◆ **Data rows**:
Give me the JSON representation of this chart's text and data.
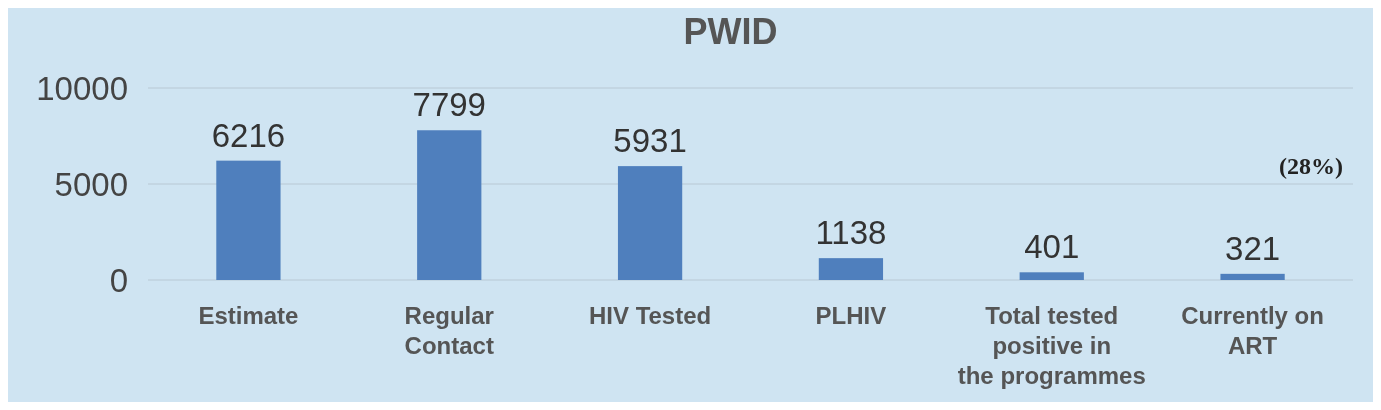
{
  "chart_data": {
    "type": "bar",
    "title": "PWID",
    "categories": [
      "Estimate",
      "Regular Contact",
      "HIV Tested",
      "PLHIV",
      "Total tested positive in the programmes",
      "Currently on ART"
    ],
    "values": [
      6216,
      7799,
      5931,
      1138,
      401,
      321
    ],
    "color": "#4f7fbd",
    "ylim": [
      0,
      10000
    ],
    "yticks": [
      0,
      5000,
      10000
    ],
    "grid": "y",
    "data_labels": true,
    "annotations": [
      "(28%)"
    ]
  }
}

◆ **Instructions for the task**: Keep the pictures out of the copy and write out the data exactly as it stands.

◆ **The reply**:
Give me the JSON representation of this chart's text and data.
{
  "chart_data": {
    "type": "bar",
    "title": "PWID",
    "categories": [
      "Estimate",
      "Regular Contact",
      "HIV Tested",
      "PLHIV",
      "Total tested positive in the programmes",
      "Currently on ART"
    ],
    "values": [
      6216,
      7799,
      5931,
      1138,
      401,
      321
    ],
    "color": "#4f7fbd",
    "ylim": [
      0,
      10000
    ],
    "yticks": [
      0,
      5000,
      10000
    ],
    "grid": "y",
    "data_labels": true,
    "annotations": [
      "(28%)"
    ]
  }
}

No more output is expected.